=== Written request ===
Here are some records; copy every line that holds the word "turli".

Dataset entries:
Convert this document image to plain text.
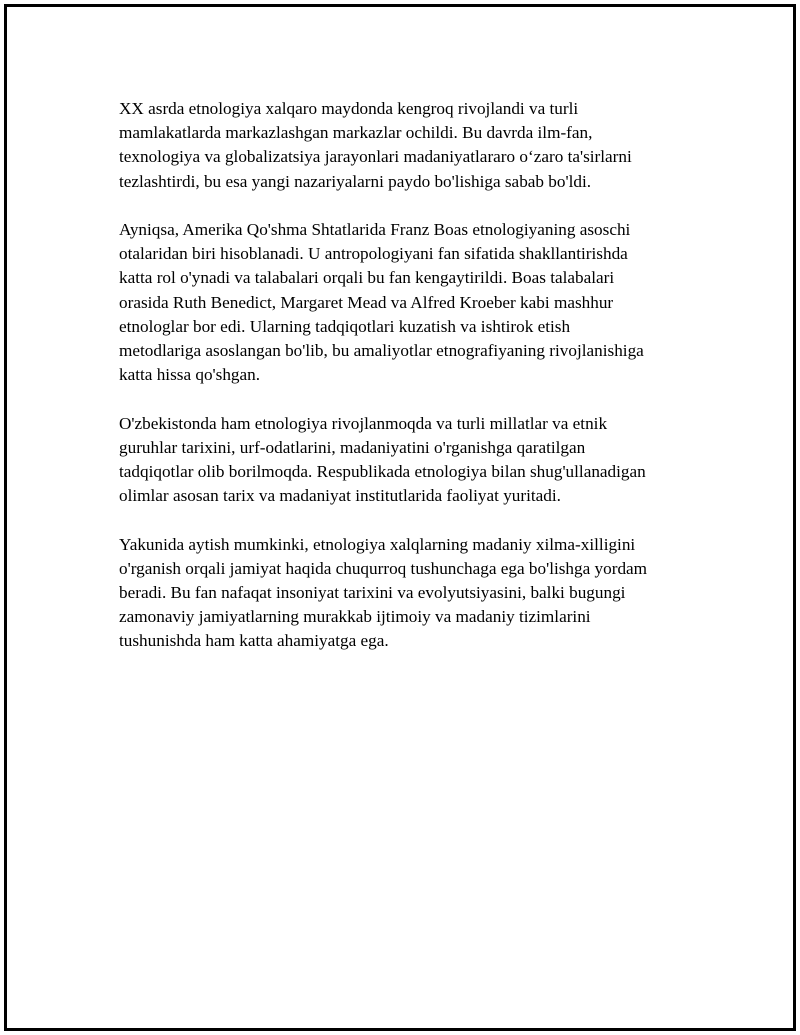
XX asrda etnologiya xalqaro maydonda kengroq rivojlandi va turli
mamlakatlarda markazlashgan markazlar ochildi. Bu davrda ilm-fan,
texnologiya va globalizatsiya jarayonlari madaniyatlararo oʻzaro ta'sirlarni
tezlashtirdi, bu esa yangi nazariyalarni paydo bo'lishiga sabab bo'ldi.

Ayniqsa, Amerika Qo'shma Shtatlarida Franz Boas etnologiyaning asoschi
otalaridan biri hisoblanadi. U antropologiyani fan sifatida shakllantirishda
katta rol o'ynadi va talabalari orqali bu fan kengaytirildi. Boas talabalari
orasida Ruth Benedict, Margaret Mead va Alfred Kroeber kabi mashhur
etnologlar bor edi. Ularning tadqiqotlari kuzatish va ishtirok etish
metodlariga asoslangan bo'lib, bu amaliyotlar etnografiyaning rivojlanishiga
katta hissa qo'shgan.

O'zbekistonda ham etnologiya rivojlanmoqda va turli millatlar va etnik
guruhlar tarixini, urf-odatlarini, madaniyatini o'rganishga qaratilgan
tadqiqotlar olib borilmoqda. Respublikada etnologiya bilan shug'ullanadigan
olimlar asosan tarix va madaniyat institutlarida faoliyat yuritadi.

Yakunida aytish mumkinki, etnologiya xalqlarning madaniy xilma-xilligini
o'rganish orqali jamiyat haqida chuqurroq tushunchaga ega bo'lishga yordam
beradi. Bu fan nafaqat insoniyat tarixini va evolyutsiyasini, balki bugungi
zamonaviy jamiyatlarning murakkab ijtimoiy va madaniy tizimlarini
tushunishda ham katta ahamiyatga ega.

=== Finished exercise ===
XX asrda etnologiya xalqaro maydonda kengroq rivojlandi va turli
O'zbekistonda ham etnologiya rivojlanmoqda va turli millatlar va etnik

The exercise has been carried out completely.